▶ [Directive]:
Print all entries word for word.

·····

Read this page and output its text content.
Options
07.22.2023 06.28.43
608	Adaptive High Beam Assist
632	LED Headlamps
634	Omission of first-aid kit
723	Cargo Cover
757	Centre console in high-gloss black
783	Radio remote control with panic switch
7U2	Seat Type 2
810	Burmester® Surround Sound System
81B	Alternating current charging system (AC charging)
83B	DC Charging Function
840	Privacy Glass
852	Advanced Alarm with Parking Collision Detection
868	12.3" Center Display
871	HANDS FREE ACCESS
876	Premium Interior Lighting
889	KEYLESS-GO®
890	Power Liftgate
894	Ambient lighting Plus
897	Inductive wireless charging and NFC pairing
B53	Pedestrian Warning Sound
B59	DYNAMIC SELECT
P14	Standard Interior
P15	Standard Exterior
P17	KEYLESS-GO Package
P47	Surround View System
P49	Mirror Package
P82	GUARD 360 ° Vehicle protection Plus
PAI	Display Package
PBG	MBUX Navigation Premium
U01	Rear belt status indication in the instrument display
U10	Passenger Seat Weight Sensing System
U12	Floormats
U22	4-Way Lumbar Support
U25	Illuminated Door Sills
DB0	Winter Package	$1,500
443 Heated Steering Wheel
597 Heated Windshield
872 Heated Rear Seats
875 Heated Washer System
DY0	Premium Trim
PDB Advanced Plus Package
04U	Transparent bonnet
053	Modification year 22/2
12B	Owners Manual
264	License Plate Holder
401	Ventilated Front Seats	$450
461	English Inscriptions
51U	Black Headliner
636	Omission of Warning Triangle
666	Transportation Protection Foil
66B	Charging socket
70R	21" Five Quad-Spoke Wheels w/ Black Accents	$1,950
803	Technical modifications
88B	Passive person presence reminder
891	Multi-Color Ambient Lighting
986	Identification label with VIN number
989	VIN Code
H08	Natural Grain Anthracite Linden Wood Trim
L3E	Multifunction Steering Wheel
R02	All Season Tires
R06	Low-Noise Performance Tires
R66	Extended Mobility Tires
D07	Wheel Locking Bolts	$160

·····

▶ [Correct result]:
Read this page and output its text content.
Options
07.22.2023 06.28.43
608	Adaptive High Beam Assist
632	LED Headlamps
634	Omission of first-aid kit
723	Cargo Cover
757	Centre console in high-gloss black
783	Radio remote control with panic switch
7U2	Seat Type 2
810	Burmester® Surround Sound System
81B	Alternating current charging system (AC charging)
83B	DC Charging Function
840	Privacy Glass
852	Advanced Alarm with Parking Collision Detection
868	12.3" Center Display
871	HANDS FREE ACCESS
876	Premium Interior Lighting
889	KEYLESS-GO®
890	Power Liftgate
894	Ambient lighting Plus
897	Inductive wireless charging and NFC pairing
B53	Pedestrian Warning Sound
B59	DYNAMIC SELECT
P14	Standard Interior
P15	Standard Exterior
P17	KEYLESS-GO Package
P47	Surround View System
P49	Mirror Package
P82	GUARD 360 ° Vehicle protection Plus
PAI	Display Package
PBG	MBUX Navigation Premium
U01	Rear belt status indication in the instrument display
U10	Passenger Seat Weight Sensing System
U12	Floormats
U22	4-Way Lumbar Support
U25	Illuminated Door Sills
DB0	Winter Package	$1,500
443 Heated Steering Wheel
597 Heated Windshield
872 Heated Rear Seats
875 Heated Washer System
DY0	Premium Trim
PDB Advanced Plus Package
04U	Transparent bonnet
053	Modification year 22/2
12B	Owners Manual
264	License Plate Holder
401	Ventilated Front Seats	$450
461	English Inscriptions
51U	Black Headliner
636	Omission of Warning Triangle
666	Transportation Protection Foil
66B	Charging socket
70R	21" Five Quad-Spoke Wheels w/ Black Accents	$1,950
803	Technical modifications
88B	Passive person presence reminder
891	Multi-Color Ambient Lighting
986	Identification label with VIN number
989	VIN Code
H08	Natural Grain Anthracite Linden Wood Trim
L3E	Multifunction Steering Wheel
R02	All Season Tires
R06	Low-Noise Performance Tires
R66	Extended Mobility Tires
D07	Wheel Locking Bolts	$160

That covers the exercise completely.